Nouvelles d'Orient
D’étranges défenseurs de la liberté de
la presse à la manifestation pour
« Charlie Hebdo »
Alain Gresh

Photo: D.R
Lundi 12 janvier 2015
Ils furent des millions de personnes
à travers la France à défiler, samedi 10
et dimanche 11 janvier, après
l’attentat contre Charlie Hebdo.
Ils exprimaient leur immense émotion
devant tous ces morts, mais aussi leur
attachement à la liberté de la presse.
Or cette célébration a été ternie —
c’est le moins que l’on puisse dire —
par la présence, en tête du cortège
parisien, dimanche, de responsables
politiques du monde entier dont le
rapport avec la liberté de la presse est
pour le moins ambigu. Nous n’évoquerons
pas ici le fait que ces dirigeants,
notamment occidentaux, ont une
responsabilité directe dans la guerre
contre le terrorisme lancée depuis une
vingtaine d’années et dont le résultat
essentiel a signifié plus de terrorisme
et plus de chaos pour le monde
arabo-musulman [1].
Nous n’en citerons que quelques uns,
parmi les plus emblématiques. Partons du
communiqué de Reporters sans frontières
(RSF) qui « s’indigne de la présence
à la “marche républicaine” à Paris de
dirigeants de pays dans lesquels les
journalistes et les blogueurs sont
systématiquement brimés, tels l’Egypte,
la Russie, la Turquie, l’Algérie et les
Emirats arabes unis. Au classement
mondial de la liberté de la presse
publié par RSF, ces pays sont
respectivement 159e, 148e, 154e, 121e et
118e sur 180 ».

===============

# OBJECTIF 1
Mettez sous forme de liste JSON de chaînes, une par ligne et sans les lignes vides, la portion des enregistrements allant de la ligne contenant « rotate-icon[interactable] xyxy=(240,33,248,41) » jusqu'à celle contenant « 3d-osnap-icon[interactable] xyxy=(572,458,579,465) », bornes incluses.

# LIGNES DE DONNÉES
===============

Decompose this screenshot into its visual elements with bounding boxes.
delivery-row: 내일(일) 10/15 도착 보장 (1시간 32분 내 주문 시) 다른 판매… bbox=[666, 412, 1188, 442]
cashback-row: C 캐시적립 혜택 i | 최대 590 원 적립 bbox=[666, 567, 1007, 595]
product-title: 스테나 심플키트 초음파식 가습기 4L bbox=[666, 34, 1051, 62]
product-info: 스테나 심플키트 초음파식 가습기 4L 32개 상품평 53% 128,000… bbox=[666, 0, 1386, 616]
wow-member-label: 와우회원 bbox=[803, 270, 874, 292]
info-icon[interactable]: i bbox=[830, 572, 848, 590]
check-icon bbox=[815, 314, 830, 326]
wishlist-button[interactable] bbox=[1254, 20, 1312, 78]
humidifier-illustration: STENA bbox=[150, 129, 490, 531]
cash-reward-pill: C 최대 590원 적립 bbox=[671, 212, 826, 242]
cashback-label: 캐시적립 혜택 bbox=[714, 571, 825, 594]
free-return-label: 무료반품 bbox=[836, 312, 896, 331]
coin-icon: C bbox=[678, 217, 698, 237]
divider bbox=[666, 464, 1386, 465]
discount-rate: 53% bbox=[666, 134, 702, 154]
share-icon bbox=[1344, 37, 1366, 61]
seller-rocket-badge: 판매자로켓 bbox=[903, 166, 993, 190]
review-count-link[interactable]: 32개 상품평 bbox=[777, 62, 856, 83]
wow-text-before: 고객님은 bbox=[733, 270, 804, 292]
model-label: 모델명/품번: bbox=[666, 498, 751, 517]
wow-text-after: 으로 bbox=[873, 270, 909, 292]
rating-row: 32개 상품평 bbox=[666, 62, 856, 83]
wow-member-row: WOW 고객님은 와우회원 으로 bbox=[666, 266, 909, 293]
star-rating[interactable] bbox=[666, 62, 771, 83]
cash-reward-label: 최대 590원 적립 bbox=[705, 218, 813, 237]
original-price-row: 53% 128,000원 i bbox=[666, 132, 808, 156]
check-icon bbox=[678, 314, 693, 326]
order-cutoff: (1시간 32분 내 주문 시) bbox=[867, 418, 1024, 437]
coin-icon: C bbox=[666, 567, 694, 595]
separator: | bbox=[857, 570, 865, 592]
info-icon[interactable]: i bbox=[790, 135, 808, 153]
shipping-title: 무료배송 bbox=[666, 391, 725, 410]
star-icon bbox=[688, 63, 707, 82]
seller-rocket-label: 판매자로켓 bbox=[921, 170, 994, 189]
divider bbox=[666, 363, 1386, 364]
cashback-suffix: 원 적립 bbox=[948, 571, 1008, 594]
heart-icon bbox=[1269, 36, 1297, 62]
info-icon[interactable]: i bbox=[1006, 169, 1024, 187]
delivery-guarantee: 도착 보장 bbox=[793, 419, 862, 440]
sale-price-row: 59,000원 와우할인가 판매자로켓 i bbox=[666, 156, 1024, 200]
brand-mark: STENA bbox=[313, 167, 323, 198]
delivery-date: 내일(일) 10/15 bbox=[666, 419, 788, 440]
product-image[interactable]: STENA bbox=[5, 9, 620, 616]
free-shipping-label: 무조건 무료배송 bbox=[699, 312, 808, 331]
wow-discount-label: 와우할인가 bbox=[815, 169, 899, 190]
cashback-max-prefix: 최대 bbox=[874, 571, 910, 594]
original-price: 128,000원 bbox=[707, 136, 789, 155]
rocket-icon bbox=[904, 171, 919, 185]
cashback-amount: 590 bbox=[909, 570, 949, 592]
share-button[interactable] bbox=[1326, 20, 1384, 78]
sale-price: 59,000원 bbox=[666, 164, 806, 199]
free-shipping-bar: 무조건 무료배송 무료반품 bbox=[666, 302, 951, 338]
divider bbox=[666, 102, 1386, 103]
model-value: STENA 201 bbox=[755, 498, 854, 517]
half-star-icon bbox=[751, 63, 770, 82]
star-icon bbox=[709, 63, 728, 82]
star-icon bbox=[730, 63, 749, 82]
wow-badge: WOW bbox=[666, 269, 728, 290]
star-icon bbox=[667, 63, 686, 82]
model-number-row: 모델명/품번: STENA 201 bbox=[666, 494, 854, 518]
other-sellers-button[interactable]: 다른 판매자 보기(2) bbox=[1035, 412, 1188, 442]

===============

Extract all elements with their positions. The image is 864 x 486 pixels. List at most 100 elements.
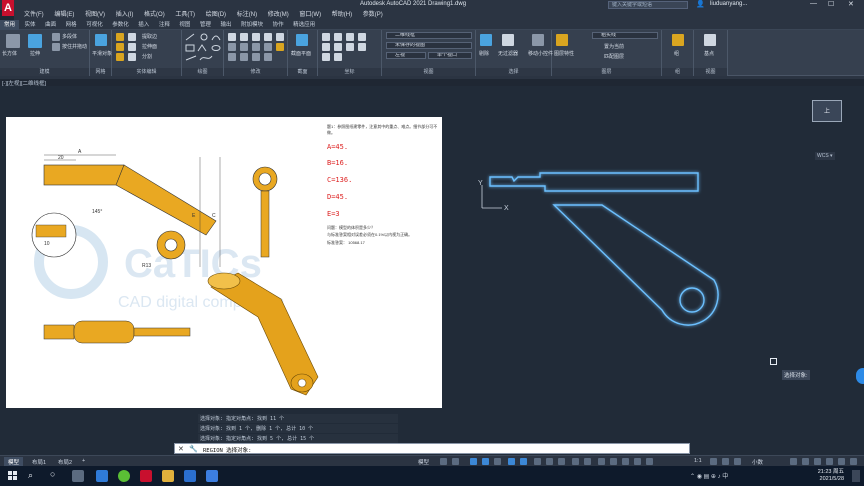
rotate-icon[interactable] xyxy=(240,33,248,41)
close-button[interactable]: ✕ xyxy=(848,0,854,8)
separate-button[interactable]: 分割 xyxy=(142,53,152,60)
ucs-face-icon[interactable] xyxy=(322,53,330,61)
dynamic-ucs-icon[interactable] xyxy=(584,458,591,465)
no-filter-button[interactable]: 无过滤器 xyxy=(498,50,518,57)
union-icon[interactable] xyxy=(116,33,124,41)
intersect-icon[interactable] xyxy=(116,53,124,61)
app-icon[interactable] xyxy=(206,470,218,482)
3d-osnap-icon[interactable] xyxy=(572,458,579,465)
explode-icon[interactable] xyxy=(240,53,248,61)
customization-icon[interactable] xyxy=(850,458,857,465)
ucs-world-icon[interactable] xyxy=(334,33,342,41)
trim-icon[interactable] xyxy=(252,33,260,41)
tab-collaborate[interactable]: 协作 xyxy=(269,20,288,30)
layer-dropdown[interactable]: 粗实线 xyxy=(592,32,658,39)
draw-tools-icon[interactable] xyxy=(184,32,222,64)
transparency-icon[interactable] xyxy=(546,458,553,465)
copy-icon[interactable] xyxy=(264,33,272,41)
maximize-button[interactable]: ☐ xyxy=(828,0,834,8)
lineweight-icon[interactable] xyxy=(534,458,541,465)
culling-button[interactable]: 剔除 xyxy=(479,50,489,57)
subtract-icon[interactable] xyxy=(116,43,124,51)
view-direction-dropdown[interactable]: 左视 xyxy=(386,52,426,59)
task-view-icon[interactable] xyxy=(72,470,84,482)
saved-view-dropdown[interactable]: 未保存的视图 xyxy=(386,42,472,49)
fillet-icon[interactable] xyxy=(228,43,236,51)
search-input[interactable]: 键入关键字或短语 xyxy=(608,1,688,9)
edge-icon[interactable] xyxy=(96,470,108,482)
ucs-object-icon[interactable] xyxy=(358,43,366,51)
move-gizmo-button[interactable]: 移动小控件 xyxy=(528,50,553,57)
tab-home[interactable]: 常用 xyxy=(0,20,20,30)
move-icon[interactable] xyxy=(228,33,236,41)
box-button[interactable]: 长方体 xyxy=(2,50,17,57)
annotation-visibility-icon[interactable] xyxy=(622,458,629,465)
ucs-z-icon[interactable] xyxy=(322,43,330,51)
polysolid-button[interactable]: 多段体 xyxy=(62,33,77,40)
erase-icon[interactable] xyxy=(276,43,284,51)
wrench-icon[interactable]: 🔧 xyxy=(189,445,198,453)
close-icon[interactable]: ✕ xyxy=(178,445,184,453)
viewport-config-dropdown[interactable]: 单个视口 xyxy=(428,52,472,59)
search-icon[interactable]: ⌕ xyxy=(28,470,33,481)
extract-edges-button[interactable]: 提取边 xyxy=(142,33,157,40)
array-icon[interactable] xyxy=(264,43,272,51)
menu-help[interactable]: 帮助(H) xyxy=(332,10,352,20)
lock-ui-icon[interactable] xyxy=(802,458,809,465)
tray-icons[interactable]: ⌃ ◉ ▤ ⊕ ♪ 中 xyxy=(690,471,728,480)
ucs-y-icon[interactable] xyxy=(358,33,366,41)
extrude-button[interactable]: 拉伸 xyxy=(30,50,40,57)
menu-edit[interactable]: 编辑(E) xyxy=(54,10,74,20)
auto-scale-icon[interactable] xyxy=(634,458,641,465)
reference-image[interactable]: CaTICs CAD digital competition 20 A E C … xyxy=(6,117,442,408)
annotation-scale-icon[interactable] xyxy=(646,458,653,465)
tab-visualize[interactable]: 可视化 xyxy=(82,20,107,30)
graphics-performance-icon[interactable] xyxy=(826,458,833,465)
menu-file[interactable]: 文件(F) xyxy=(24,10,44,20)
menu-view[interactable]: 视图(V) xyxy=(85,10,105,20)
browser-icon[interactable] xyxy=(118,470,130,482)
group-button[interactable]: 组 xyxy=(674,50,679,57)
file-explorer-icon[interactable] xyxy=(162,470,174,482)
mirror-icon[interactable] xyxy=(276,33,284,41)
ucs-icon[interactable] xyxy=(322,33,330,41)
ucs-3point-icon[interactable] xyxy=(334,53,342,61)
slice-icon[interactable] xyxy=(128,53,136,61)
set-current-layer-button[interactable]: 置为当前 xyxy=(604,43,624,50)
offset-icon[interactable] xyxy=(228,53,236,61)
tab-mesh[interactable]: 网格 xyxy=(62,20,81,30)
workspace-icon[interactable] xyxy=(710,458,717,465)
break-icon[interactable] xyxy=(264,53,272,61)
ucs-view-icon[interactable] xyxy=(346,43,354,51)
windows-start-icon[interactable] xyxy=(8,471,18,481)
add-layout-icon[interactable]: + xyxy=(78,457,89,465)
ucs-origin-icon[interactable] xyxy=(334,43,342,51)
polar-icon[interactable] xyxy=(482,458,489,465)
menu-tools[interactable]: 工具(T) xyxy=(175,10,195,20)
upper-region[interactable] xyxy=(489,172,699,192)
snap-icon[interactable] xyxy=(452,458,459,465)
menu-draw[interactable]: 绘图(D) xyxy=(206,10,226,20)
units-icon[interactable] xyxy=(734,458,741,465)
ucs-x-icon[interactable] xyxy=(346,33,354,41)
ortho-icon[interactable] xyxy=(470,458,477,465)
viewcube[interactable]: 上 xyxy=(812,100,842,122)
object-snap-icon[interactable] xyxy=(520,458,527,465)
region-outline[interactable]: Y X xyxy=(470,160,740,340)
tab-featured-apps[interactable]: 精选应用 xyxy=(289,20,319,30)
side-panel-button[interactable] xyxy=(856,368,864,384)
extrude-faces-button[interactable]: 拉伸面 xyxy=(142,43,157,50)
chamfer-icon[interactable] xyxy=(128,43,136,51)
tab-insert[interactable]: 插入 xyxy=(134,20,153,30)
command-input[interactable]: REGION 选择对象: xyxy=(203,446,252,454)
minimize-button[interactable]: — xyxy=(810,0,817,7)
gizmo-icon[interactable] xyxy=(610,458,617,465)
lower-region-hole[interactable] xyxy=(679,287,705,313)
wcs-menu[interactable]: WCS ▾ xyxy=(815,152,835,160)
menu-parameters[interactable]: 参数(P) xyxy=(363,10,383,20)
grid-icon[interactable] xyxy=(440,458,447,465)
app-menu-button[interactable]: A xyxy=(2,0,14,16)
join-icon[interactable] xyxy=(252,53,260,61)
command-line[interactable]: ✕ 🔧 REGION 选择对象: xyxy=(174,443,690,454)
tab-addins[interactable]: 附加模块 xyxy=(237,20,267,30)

===============

# OBJECTIF 2
Reprenez l'article sur les dirigeants présents à la marche pour « Charlie Hebdo » à partir de l'endroit où il s'arrête.

# RÉSULTAT FINAL 1
[
  "rotate-icon[interactable] xyxy=(240,33,248,41)",
  "close-button[interactable]: ✕ xyxy=(848,0,854,8)",
  "separate-button[interactable]: 分割 xyxy=(142,53,152,60)",
  "ucs-face-icon[interactable] xyxy=(322,53,330,61)",
  "dynamic-ucs-icon[interactable] xyxy=(584,458,591,465)",
  "no-filter-button[interactable]: 无过滤器 xyxy=(498,50,518,57)",
  "union-icon[interactable] xyxy=(116,33,124,41)",
  "intersect-icon[interactable] xyxy=(116,53,124,61)",
  "app-icon[interactable] xyxy=(206,470,218,482)",
  "3d-osnap-icon[interactable] xyxy=(572,458,579,465)"
]

# RÉSULTAT FINAL 2
En Egypte, en plus des trois
journalistes de la chaîne de télévision
Al-Jazira emprisonnés depuis plus d’un
an, des dizaines d’autres restent en
détention (Lire Warda Mohammed, « Egypte,
guerre ouverte contre le journalisme »,
Orient XXI, 3 juillet 2014. J’ai reçu
moi-même un message de quatre d’entre
eux (dont Abdallah Fakhrani) attendant,
depuis plus d’un an, dans les geôles du
régime, un éventuel procès (sur leur
cas, lire
ici, en arabe). Ce même jour où le
ministre des affaires étrangères
égyptien défile place de la République,
une cour condamne à
trois ans de prison un Egyptien pour
athéisme.
Le site de
20 minutes écrit :
« Symbole de l’aberration, le communiqué
du ministère des affaires étrangères du
Maroc annonçant sa présence à la
manifestation, mais précisant “au cas où
des caricatures du Prophète — prière et
salut sur Lui —, seraient représentées
pendant cette marche, le ministre des
affaires étrangères et de la coopération
ou tout autre officiel marocain ne
pourraient y participer”. »
Quant à la Turquie, elle a, ces
derniers mois, intensifié la répression
contre la presse [2].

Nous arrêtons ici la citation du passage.